Problem: Leave out the pictures and copy each record below exactly.

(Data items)
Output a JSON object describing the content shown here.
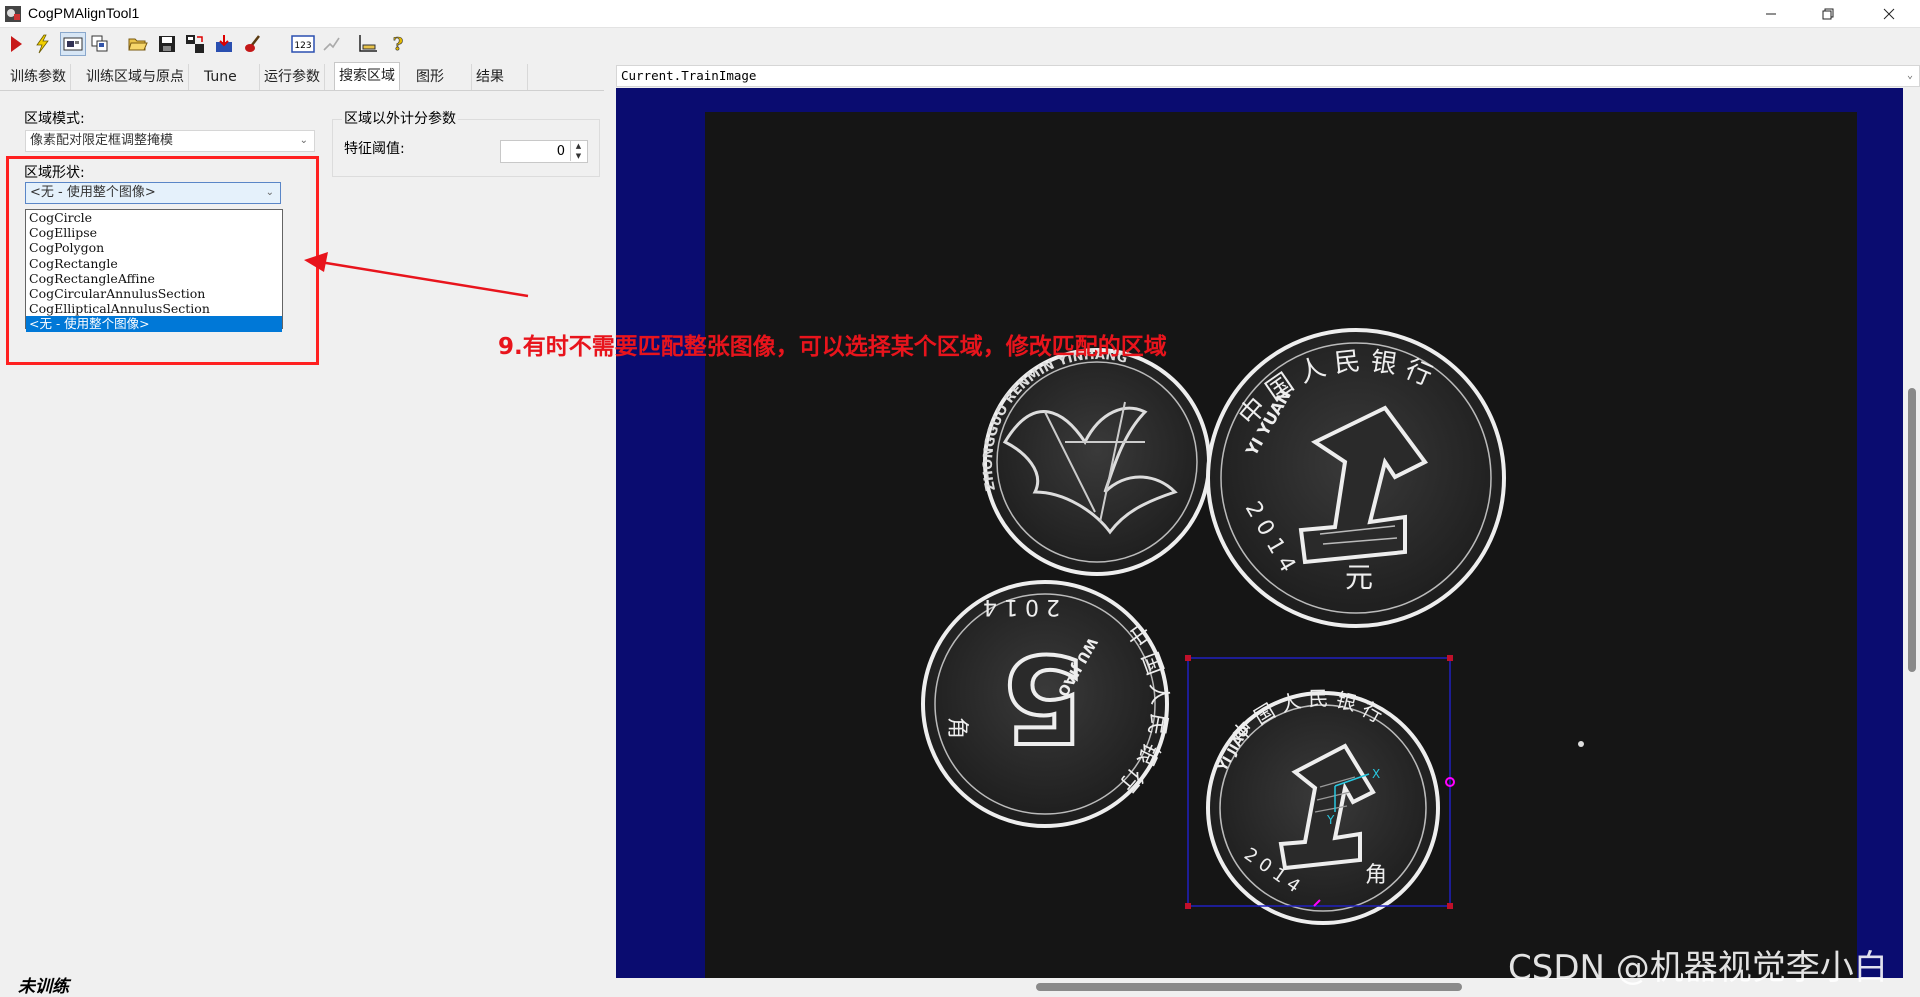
{
  "window": {
    "title": "CogPMAlignTool1",
    "minimize_icon": "minimize-icon",
    "restore_icon": "restore-icon",
    "close_icon": "close-icon"
  },
  "toolbar": {
    "buttons": [
      "run-icon",
      "lightning-icon",
      "image-icon",
      "copy-icon",
      "open-folder-icon",
      "save-icon",
      "export-icon",
      "load-icon",
      "brush-icon",
      "number-123-icon",
      "edit-disabled-icon",
      "ruler-icon",
      "help-icon"
    ],
    "number_label": "123"
  },
  "tabs": [
    "训练参数",
    "训练区域与原点",
    "Tune",
    "运行参数",
    "搜索区域",
    "图形",
    "结果"
  ],
  "active_tab": "搜索区域",
  "search_region": {
    "mode_label": "区域模式:",
    "mode_value": "像素配对限定框调整掩模",
    "shape_label": "区域形状:",
    "shape_value": "<无 - 使用整个图像>",
    "shape_options": [
      "CogCircle",
      "CogEllipse",
      "CogPolygon",
      "CogRectangle",
      "CogRectangleAffine",
      "CogCircularAnnulusSection",
      "CogEllipticalAnnulusSection",
      "<无 - 使用整个图像>"
    ],
    "outside_group_label": "区域以外计分参数",
    "threshold_label": "特征阈值:",
    "threshold_value": "0"
  },
  "status": "未训练",
  "image_view": {
    "title": "Current.TrainImage",
    "coin_1yuan_big": {
      "top": "中 国 人 民 银 行",
      "left": "YI YUAN",
      "numeral": "1",
      "year": "2 0 1 4",
      "unit": "元"
    },
    "coin_flower": {
      "ring": "ZHONGGUO RENMIN YINHANG"
    },
    "coin_5jiao": {
      "numeral": "5",
      "left": "WU JIAO",
      "year": "2 0 1 4",
      "ring": "中 国 人 民 银 行",
      "unit": "角"
    },
    "coin_1jiao": {
      "numeral": "1",
      "left": "YI JIAO",
      "year": "2 0 1 4",
      "ring": "中 国 人 民 银 行",
      "unit": "角"
    },
    "axis_x": "X",
    "axis_y": "Y"
  },
  "annotation": "9.有时不需要匹配整张图像，可以选择某个区域，修改匹配的区域",
  "watermark": "CSDN @机器视觉李小白",
  "colors": {
    "accent": "#0078d7",
    "viewer_bg": "#0a0c70",
    "annotation": "#e8141c",
    "region_box": "#2020c0",
    "handle": "#ff00ff"
  }
}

Finished exercise:
Output a JSON object describing the content shown here.
{
  "window": {
    "title": "CogPMAlignTool1",
    "minimize_icon": "minimize-icon",
    "restore_icon": "restore-icon",
    "close_icon": "close-icon"
  },
  "toolbar": {
    "buttons": [
      "run-icon",
      "lightning-icon",
      "image-icon",
      "copy-icon",
      "open-folder-icon",
      "save-icon",
      "export-icon",
      "load-icon",
      "brush-icon",
      "number-123-icon",
      "edit-disabled-icon",
      "ruler-icon",
      "help-icon"
    ],
    "number_label": "123"
  },
  "tabs": [
    "训练参数",
    "训练区域与原点",
    "Tune",
    "运行参数",
    "搜索区域",
    "图形",
    "结果"
  ],
  "active_tab": "搜索区域",
  "search_region": {
    "mode_label": "区域模式:",
    "mode_value": "像素配对限定框调整掩模",
    "shape_label": "区域形状:",
    "shape_value": "<无 - 使用整个图像>",
    "shape_options": [
      "CogCircle",
      "CogEllipse",
      "CogPolygon",
      "CogRectangle",
      "CogRectangleAffine",
      "CogCircularAnnulusSection",
      "CogEllipticalAnnulusSection",
      "<无 - 使用整个图像>"
    ],
    "outside_group_label": "区域以外计分参数",
    "threshold_label": "特征阈值:",
    "threshold_value": "0"
  },
  "status": "未训练",
  "image_view": {
    "title": "Current.TrainImage",
    "coin_1yuan_big": {
      "top": "中 国 人 民 银 行",
      "left": "YI YUAN",
      "numeral": "1",
      "year": "2 0 1 4",
      "unit": "元"
    },
    "coin_flower": {
      "ring": "ZHONGGUO RENMIN YINHANG"
    },
    "coin_5jiao": {
      "numeral": "5",
      "left": "WU JIAO",
      "year": "2 0 1 4",
      "ring": "中 国 人 民 银 行",
      "unit": "角"
    },
    "coin_1jiao": {
      "numeral": "1",
      "left": "YI JIAO",
      "year": "2 0 1 4",
      "ring": "中 国 人 民 银 行",
      "unit": "角"
    },
    "axis_x": "X",
    "axis_y": "Y"
  },
  "annotation": "9.有时不需要匹配整张图像，可以选择某个区域，修改匹配的区域",
  "watermark": "CSDN @机器视觉李小白",
  "colors": {
    "accent": "#0078d7",
    "viewer_bg": "#0a0c70",
    "annotation": "#e8141c",
    "region_box": "#2020c0",
    "handle": "#ff00ff"
  }
}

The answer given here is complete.